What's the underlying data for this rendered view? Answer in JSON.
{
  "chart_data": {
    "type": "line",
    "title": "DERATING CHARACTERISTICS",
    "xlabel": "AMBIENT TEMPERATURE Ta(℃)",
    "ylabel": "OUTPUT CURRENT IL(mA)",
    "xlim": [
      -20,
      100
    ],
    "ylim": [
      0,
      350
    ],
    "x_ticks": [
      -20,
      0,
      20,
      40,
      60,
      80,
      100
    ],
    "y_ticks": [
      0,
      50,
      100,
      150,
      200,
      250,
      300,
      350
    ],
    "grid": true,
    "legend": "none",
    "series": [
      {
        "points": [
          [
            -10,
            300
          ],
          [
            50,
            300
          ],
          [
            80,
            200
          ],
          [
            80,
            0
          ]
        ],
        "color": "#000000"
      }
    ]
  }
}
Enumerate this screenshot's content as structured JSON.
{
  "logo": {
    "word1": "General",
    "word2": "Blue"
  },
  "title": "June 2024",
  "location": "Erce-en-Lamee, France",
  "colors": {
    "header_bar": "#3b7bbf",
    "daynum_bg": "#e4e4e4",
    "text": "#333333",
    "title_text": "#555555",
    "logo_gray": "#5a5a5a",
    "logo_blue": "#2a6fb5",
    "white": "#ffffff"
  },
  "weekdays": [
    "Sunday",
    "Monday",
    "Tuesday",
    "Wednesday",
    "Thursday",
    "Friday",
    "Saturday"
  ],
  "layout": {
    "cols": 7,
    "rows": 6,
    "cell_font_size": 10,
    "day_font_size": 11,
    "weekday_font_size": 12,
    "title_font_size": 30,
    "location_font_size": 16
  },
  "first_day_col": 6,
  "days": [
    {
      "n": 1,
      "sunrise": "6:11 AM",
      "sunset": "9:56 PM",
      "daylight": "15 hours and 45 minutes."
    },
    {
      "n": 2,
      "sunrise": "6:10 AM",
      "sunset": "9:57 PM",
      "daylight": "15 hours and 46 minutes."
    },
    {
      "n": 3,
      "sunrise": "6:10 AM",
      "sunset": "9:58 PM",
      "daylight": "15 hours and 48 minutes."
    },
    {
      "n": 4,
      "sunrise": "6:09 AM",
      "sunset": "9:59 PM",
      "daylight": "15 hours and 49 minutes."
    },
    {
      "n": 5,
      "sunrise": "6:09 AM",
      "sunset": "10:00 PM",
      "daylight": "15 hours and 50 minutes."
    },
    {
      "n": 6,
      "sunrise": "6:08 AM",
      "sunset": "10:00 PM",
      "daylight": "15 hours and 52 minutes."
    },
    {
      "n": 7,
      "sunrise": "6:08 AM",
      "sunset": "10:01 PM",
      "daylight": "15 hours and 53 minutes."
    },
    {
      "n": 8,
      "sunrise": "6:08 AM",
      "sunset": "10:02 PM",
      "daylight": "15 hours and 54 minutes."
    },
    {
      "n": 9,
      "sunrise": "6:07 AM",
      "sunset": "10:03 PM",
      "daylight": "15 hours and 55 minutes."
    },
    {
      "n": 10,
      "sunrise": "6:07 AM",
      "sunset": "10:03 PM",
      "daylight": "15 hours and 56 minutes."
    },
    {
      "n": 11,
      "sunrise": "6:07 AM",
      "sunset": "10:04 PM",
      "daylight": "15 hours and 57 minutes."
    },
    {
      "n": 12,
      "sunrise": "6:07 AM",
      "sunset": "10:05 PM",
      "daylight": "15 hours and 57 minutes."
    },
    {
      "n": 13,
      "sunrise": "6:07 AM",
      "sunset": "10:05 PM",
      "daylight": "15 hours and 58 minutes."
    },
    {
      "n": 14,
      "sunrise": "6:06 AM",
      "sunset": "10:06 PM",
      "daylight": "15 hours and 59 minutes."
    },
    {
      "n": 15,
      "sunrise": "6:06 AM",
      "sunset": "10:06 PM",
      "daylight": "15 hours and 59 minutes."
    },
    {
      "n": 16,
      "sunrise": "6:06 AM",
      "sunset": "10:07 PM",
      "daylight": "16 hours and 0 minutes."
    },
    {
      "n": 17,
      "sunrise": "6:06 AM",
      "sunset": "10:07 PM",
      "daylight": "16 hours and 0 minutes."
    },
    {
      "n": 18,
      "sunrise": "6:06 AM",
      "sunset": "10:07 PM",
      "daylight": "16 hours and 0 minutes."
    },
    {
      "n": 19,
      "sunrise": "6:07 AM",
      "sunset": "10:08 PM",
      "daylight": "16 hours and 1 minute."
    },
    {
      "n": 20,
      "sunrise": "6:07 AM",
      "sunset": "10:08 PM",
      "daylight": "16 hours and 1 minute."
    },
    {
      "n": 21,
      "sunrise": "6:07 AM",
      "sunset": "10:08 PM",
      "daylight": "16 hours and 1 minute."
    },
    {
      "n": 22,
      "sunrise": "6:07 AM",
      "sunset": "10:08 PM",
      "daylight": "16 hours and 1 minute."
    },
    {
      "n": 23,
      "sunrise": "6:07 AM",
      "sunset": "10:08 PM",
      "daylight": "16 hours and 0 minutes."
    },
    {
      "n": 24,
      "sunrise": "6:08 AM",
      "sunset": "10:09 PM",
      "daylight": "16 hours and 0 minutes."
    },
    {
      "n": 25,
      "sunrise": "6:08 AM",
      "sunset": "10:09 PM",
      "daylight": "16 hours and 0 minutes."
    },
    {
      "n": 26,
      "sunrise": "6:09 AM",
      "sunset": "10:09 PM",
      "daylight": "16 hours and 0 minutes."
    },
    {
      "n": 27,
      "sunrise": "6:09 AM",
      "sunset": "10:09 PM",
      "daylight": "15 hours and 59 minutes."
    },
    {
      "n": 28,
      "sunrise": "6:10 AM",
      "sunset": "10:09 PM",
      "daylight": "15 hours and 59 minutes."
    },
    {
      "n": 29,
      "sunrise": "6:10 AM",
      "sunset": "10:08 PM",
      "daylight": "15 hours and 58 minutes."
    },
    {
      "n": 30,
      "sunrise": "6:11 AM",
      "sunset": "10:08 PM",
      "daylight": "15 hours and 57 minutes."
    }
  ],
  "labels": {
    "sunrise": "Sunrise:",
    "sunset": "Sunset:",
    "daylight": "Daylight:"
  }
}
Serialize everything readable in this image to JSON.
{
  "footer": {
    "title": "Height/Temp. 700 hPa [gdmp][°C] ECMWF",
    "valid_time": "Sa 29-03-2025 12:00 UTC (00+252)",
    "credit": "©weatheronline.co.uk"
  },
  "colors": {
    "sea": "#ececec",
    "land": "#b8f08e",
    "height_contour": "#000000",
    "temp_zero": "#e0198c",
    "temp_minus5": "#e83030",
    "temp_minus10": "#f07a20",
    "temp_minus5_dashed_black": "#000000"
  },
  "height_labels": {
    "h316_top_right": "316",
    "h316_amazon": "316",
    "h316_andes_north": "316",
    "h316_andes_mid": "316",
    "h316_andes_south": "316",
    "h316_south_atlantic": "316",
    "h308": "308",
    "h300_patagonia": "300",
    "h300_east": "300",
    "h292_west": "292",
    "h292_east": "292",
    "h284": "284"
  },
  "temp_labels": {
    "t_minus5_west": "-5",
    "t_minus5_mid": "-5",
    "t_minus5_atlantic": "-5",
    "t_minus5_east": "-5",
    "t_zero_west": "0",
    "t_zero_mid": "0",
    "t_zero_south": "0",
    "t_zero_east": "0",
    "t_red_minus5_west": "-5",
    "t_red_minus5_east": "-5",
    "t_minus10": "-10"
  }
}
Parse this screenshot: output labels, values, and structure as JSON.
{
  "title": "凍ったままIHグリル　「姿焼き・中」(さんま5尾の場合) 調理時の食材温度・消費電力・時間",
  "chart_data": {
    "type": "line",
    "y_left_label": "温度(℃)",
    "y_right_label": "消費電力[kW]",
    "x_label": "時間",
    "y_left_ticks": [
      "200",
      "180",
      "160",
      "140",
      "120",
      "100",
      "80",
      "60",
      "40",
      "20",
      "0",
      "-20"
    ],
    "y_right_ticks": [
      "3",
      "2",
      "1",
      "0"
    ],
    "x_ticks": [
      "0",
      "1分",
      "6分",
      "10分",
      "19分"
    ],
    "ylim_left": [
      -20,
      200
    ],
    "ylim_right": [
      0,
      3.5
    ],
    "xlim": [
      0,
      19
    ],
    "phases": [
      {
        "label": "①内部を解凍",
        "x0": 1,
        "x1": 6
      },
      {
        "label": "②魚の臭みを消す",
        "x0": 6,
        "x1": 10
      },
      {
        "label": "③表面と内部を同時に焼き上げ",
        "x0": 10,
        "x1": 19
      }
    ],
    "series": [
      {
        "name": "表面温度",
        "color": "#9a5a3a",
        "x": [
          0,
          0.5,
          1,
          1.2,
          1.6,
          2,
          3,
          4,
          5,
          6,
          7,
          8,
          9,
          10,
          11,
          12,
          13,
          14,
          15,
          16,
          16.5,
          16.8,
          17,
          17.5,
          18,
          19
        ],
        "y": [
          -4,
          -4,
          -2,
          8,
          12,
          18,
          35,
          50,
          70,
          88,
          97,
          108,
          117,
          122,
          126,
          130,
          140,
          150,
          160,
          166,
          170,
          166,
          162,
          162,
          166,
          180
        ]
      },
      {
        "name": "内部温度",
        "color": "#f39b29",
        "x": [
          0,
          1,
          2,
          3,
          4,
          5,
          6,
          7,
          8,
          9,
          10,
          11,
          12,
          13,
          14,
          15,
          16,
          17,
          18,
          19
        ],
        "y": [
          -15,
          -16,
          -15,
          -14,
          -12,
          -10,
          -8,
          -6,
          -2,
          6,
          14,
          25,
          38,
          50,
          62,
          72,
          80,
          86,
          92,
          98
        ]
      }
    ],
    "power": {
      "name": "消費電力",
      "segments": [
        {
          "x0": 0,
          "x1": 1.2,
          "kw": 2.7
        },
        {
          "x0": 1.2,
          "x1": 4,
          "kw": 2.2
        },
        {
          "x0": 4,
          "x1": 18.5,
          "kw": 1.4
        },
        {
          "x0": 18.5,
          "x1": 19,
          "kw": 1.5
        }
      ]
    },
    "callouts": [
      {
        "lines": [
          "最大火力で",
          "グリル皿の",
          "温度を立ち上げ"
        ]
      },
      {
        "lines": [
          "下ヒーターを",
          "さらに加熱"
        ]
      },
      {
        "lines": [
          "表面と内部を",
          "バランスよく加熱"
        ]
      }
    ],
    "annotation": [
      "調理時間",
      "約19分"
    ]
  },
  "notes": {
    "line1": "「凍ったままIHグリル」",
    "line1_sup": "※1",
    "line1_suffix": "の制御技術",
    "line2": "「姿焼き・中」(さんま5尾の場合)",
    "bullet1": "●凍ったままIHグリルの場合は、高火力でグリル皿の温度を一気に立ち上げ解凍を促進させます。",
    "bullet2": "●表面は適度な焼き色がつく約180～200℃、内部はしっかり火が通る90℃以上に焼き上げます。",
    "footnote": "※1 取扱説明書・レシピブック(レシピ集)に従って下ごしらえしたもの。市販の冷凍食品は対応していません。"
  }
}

━━━━━━━━━━

Prompt:
Take every line above carrying "screenshot" and return it.

Written response:
Enumerate this screenshot's content as structured JSON.
Parse this screenshot: output labels, values, and structure as JSON.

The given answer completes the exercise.